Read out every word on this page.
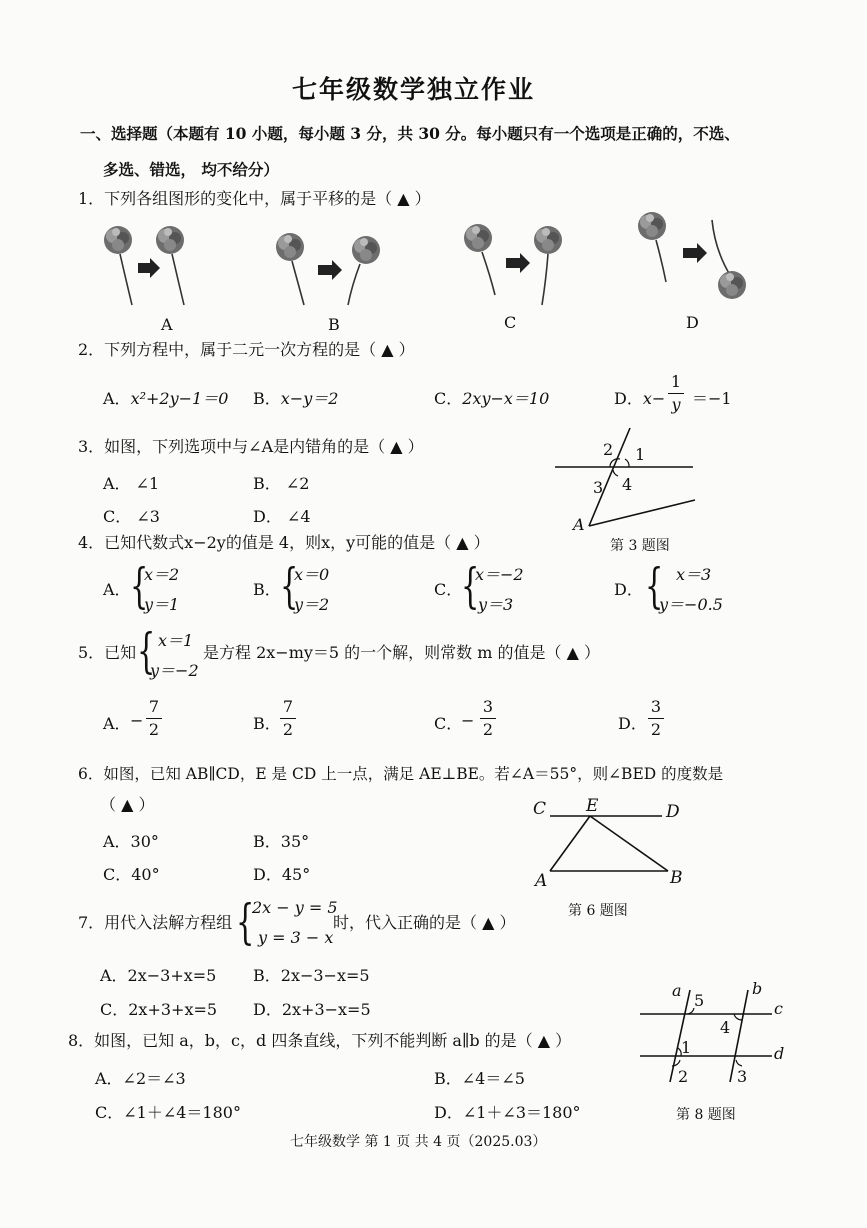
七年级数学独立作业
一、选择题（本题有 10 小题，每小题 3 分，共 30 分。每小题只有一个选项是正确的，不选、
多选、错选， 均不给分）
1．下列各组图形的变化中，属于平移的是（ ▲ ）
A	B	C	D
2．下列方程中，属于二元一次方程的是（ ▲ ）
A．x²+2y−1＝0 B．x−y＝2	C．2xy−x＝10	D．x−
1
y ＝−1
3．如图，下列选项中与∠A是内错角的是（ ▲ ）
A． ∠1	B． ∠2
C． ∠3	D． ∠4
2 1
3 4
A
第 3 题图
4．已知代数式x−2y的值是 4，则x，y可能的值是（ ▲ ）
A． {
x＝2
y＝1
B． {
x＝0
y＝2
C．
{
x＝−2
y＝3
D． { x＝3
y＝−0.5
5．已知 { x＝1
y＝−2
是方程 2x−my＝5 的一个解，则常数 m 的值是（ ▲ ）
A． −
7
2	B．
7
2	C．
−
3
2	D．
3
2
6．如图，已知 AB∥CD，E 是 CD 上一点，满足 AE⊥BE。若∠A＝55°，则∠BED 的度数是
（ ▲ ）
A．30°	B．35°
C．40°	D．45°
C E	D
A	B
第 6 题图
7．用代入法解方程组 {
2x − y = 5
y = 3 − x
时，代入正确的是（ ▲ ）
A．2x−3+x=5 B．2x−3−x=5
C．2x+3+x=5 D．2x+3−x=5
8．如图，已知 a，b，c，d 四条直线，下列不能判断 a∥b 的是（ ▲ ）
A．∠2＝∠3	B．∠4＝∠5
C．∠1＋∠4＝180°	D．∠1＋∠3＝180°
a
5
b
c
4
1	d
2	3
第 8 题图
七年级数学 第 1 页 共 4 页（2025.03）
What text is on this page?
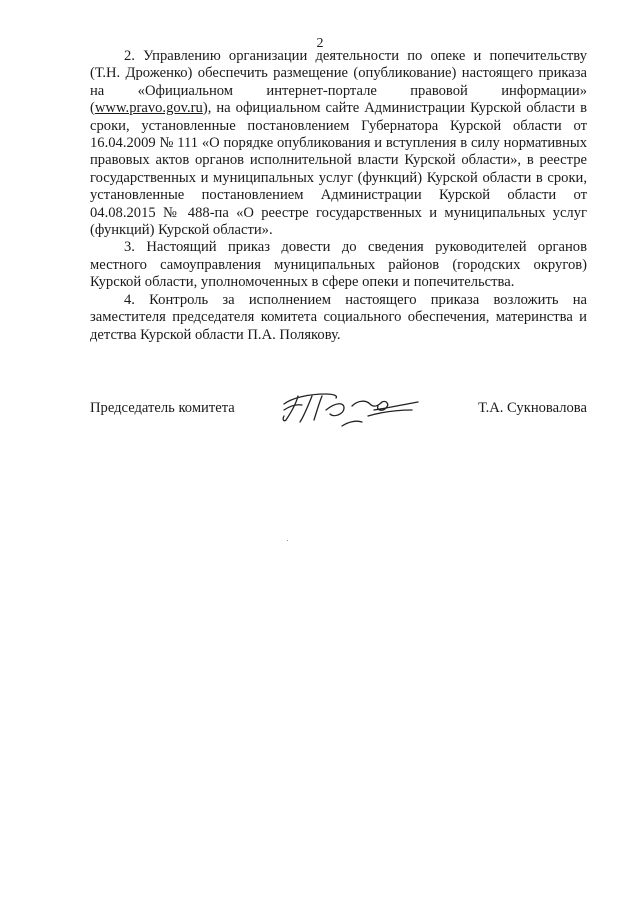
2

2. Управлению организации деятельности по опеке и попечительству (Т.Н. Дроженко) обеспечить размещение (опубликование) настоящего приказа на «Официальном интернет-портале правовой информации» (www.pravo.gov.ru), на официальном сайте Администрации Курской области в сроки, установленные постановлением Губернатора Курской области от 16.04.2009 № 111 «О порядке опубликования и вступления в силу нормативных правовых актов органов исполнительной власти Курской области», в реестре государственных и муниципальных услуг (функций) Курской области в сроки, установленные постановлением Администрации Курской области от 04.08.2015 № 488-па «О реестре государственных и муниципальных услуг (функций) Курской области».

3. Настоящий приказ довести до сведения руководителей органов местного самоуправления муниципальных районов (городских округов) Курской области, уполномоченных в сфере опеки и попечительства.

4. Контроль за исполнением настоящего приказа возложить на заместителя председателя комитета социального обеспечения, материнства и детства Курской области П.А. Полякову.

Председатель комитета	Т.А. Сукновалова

━━━━

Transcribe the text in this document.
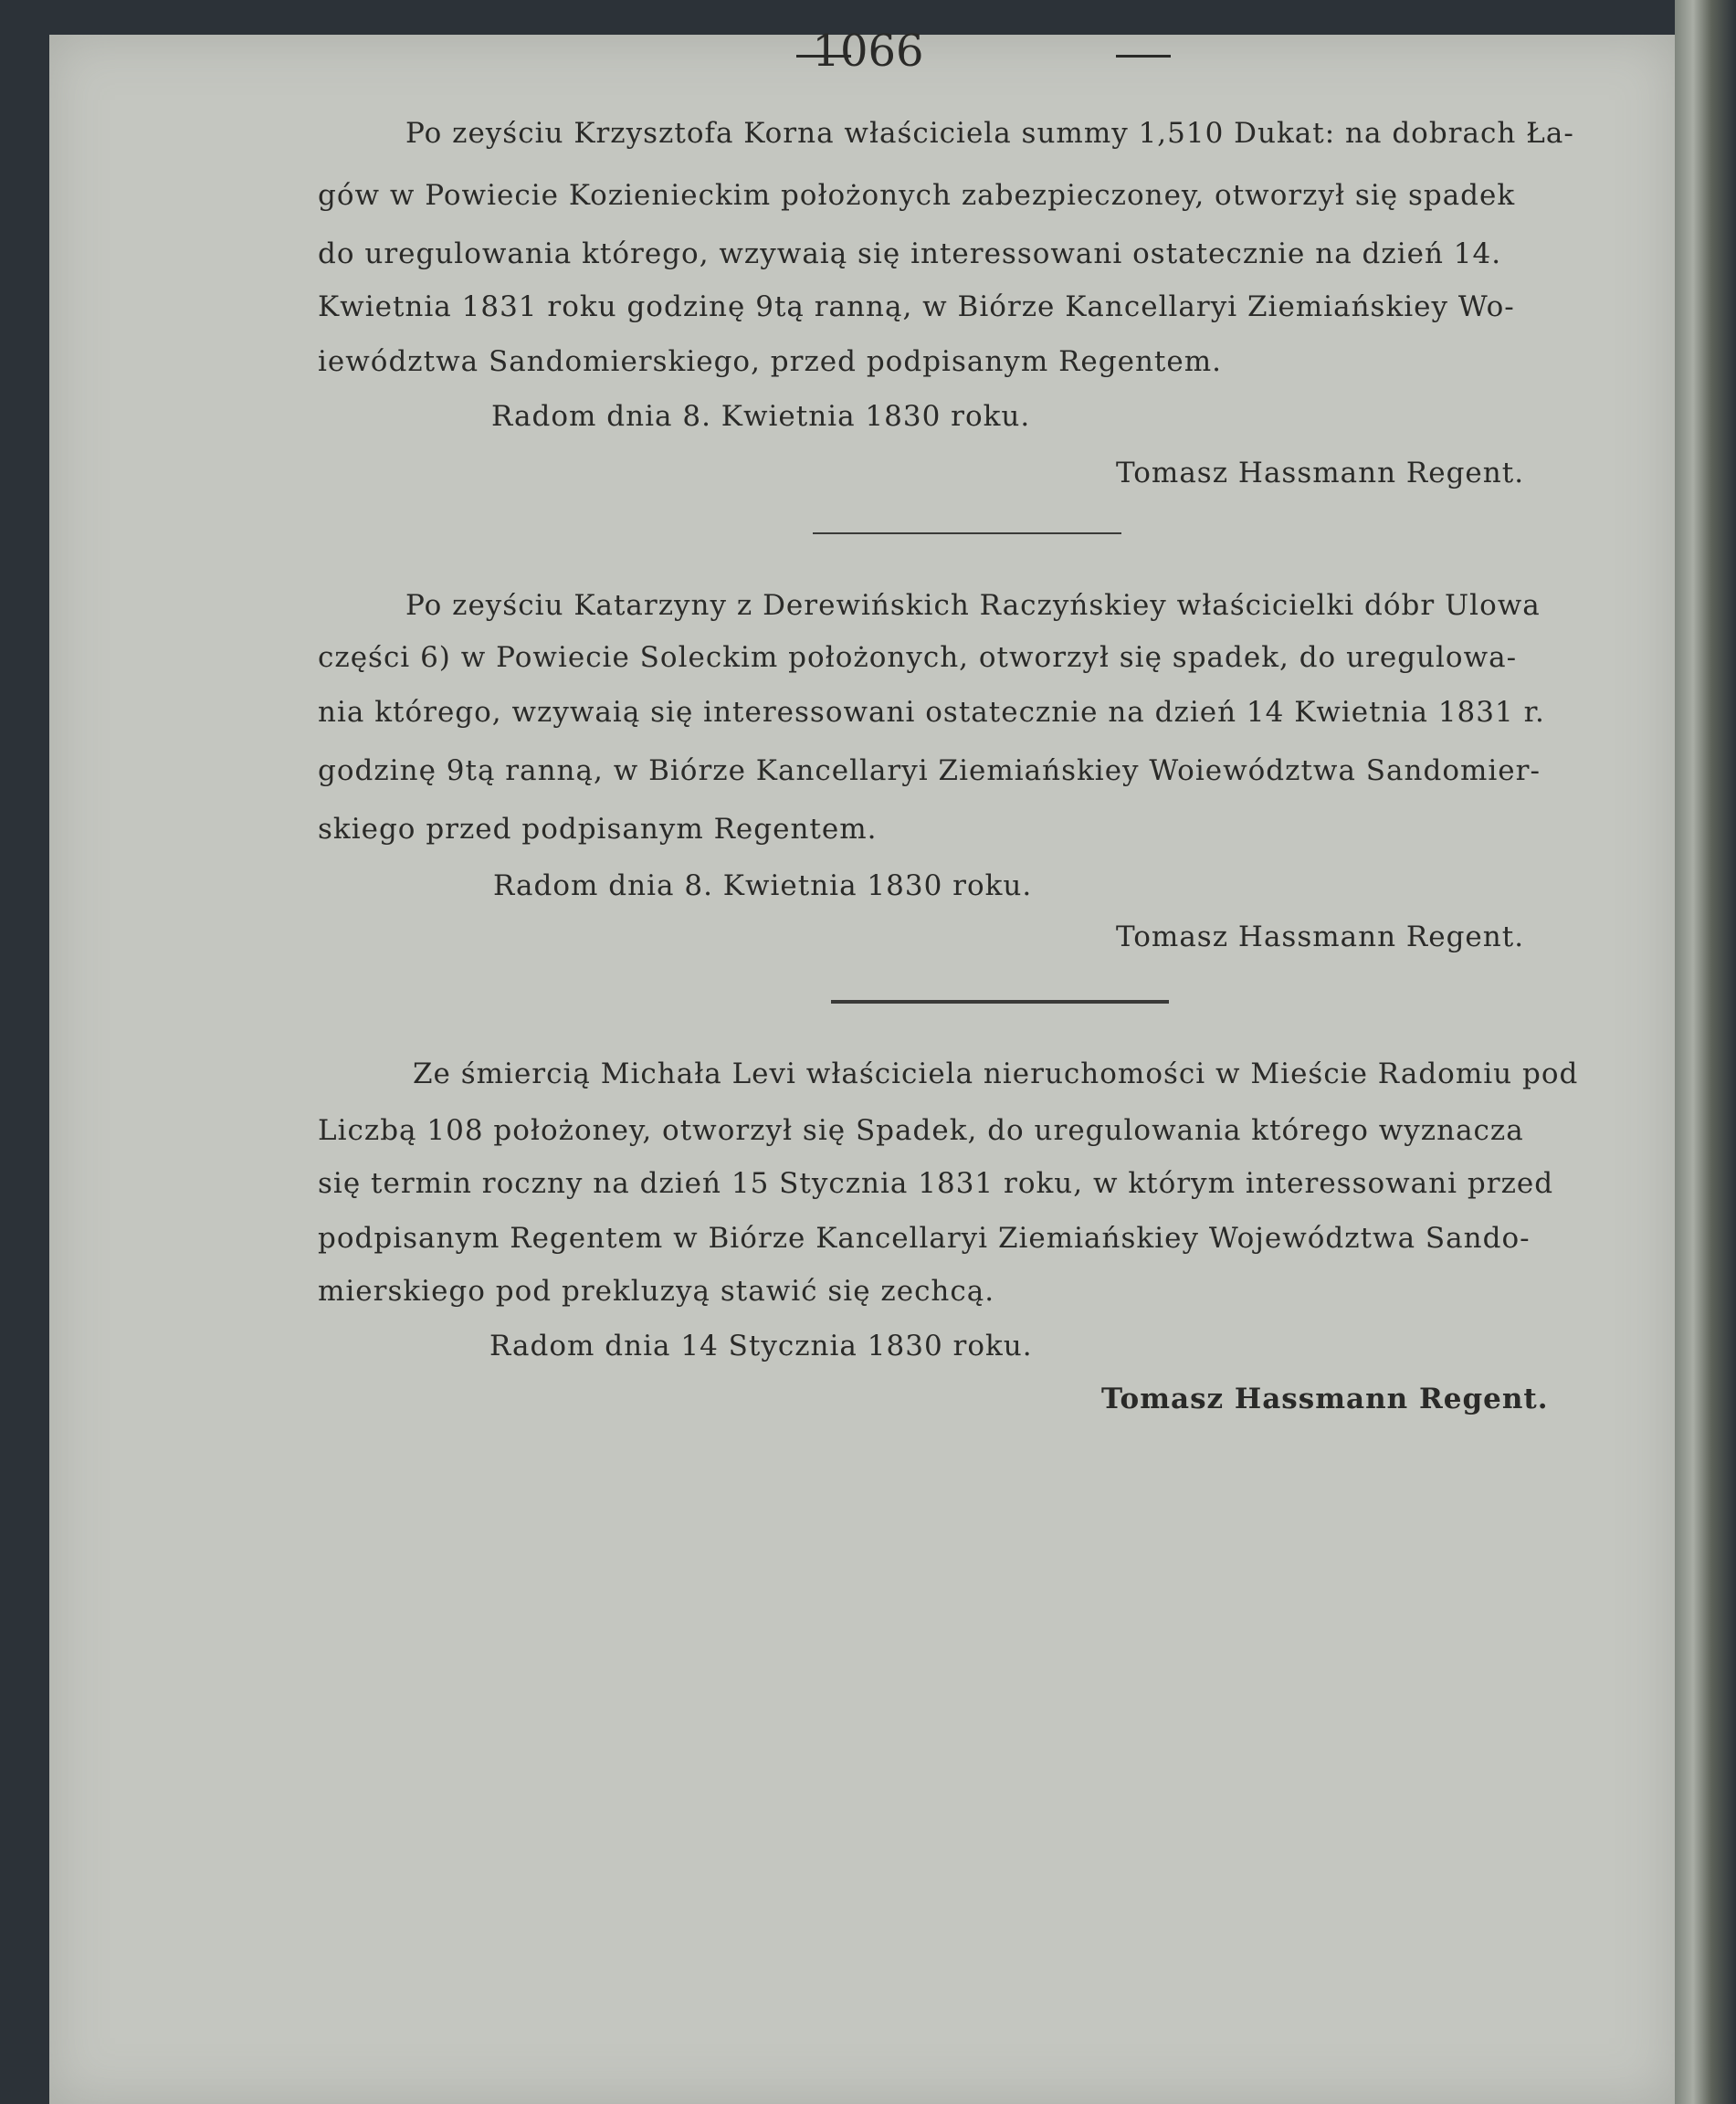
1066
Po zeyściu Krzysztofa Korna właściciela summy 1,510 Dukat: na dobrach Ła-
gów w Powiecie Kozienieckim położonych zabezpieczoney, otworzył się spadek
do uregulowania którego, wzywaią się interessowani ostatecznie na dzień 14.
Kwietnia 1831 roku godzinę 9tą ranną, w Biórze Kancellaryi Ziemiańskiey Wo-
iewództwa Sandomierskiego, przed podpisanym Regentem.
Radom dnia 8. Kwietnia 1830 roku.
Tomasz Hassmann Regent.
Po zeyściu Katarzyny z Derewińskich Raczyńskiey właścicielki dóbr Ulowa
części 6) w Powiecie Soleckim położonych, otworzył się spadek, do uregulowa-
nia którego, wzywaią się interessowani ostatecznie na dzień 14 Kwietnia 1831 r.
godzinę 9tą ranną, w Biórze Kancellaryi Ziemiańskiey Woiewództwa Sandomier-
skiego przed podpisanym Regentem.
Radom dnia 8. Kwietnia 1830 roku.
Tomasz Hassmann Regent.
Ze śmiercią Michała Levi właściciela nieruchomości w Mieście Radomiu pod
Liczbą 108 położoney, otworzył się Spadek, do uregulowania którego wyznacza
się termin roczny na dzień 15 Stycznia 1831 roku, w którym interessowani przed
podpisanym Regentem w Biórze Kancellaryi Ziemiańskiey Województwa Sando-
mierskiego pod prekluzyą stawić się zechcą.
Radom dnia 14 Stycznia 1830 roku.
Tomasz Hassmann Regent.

━━━━

Problem description: Only lines with the word "комитета" are wanted, so copy each one from the records.

The answer:
4. Контроль за исполнением настоящего приказа возложить на заместителя председателя комитета социального обеспечения, материнства и детства Курской области П.А. Полякову.
Председатель комитета	Т.А. Сукновалова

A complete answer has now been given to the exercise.